YOUR TASK: Some lines in the listing below may include the string "chalkboard". How many are there? Give only the number.
------------------------------------------------------------------------
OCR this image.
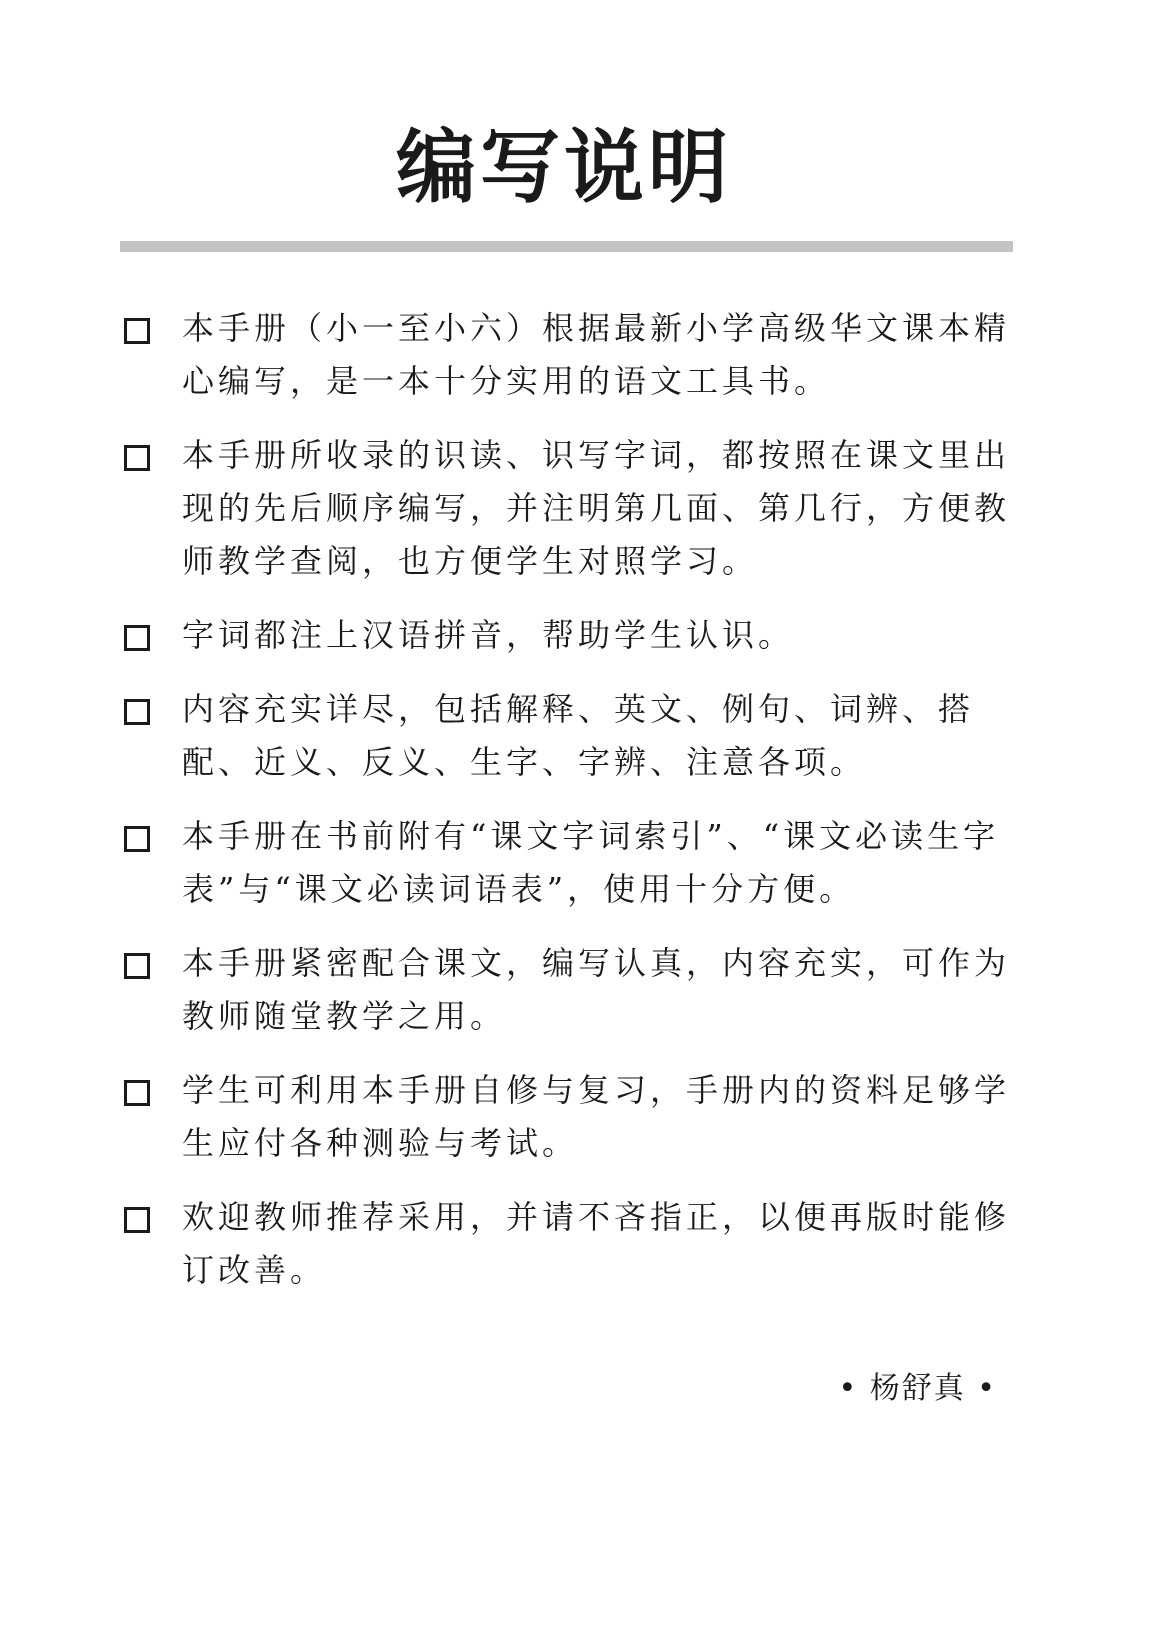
编写说明
本手册（小一至小六）根据最新小学高级华文课本精心编写，是一本十分实用的语文工具书。
本手册所收录的识读、识写字词，都按照在课文里出现的先后顺序编写，并注明第几面、第几行，方便教师教学查阅，也方便学生对照学习。
字词都注上汉语拼音，帮助学生认识。
内容充实详尽，包括解释、英文、例句、词辨、搭配、近义、反义、生字、字辨、注意各项。
本手册在书前附有“课文字词索引”、“课文必读生字表”与“课文必读词语表”，使用十分方便。
本手册紧密配合课文，编写认真，内容充实，可作为教师随堂教学之用。
学生可利用本手册自修与复习，手册内的资料足够学生应付各种测验与考试。
欢迎教师推荐采用，并请不吝指正，以便再版时能修订改善。
• 杨舒真 •
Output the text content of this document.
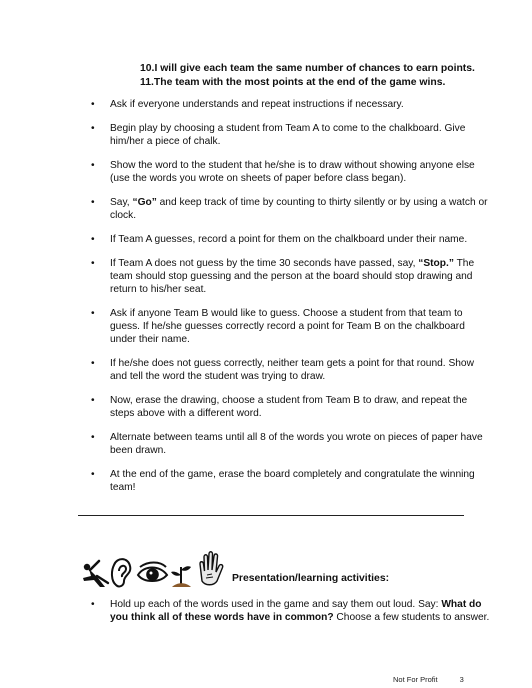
10.I will give each team the same number of chances to earn points.
11.The team with the most points at the end of the game wins.
• Ask if everyone understands and repeat instructions if necessary.
• Begin play by choosing a student from Team A to come to the chalkboard. Give him/her a piece of chalk.
• Show the word to the student that he/she is to draw without showing anyone else (use the words you wrote on sheets of paper before class began).
• Say, “Go” and keep track of time by counting to thirty silently or by using a watch or clock.
• If Team A guesses, record a point for them on the chalkboard under their name.
• If Team A does not guess by the time 30 seconds have passed, say, “Stop.” The team should stop guessing and the person at the board should stop drawing and return to his/her seat.
• Ask if anyone Team B would like to guess. Choose a student from that team to guess. If he/she guesses correctly record a point for Team B on the chalkboard under their name.
• If he/she does not guess correctly, neither team gets a point for that round. Show and tell the word the student was trying to draw.
• Now, erase the drawing, choose a student from Team B to draw, and repeat the steps above with a different word.
• Alternate between teams until all 8 of the words you wrote on pieces of paper have been drawn.
• At the end of the game, erase the board completely and congratulate the winning team!
Presentation/learning activities:
• Hold up each of the words used in the game and say them out loud. Say: What do you think all of these words have in common? Choose a few students to answer.
Not For Profit	3
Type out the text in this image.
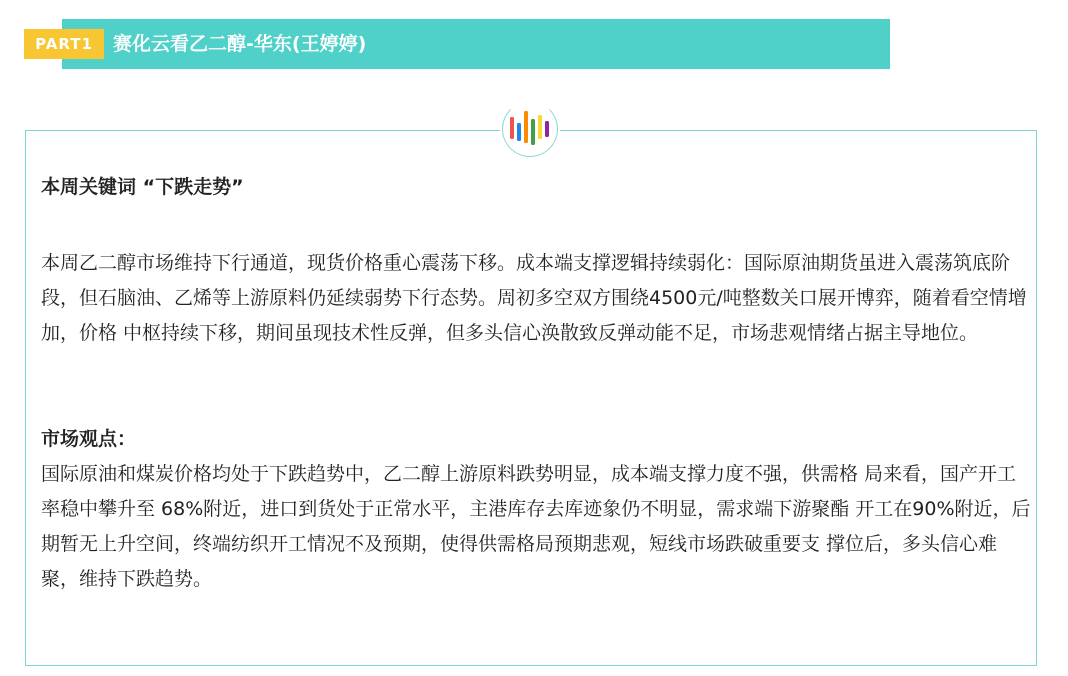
PART1	赛化云看乙二醇-华东(王婷婷)
本周关键词 “下跌走势”

本周乙二醇市场维持下行通道，现货价格重心震荡下移。成本端支撑逻辑持续弱化：国际原油期货虽进入震荡筑底阶 段，但石脑油、乙烯等上游原料仍延续弱势下行态势。周初多空双方围绕4500元/吨整数关口展开博弈，随着看空情增加，价格 中枢持续下移，期间虽现技术性反弹，但多头信心涣散致反弹动能不足，市场悲观情绪占据主导地位。

市场观点：

国际原油和煤炭价格均处于下跌趋势中，乙二醇上游原料跌势明显，成本端支撑力度不强，供需格 局来看，国产开工率稳中攀升至 68%附近，进口到货处于正常水平，主港库存去库迹象仍不明显，需求端下游聚酯 开工在90%附近，后期暂无上升空间，终端纺织开工情况不及预期，使得供需格局预期悲观，短线市场跌破重要支 撑位后，多头信心难聚，维持下跌趋势。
------------------------------------------------------------------------
RESULT OF THIS EXERCISE: 3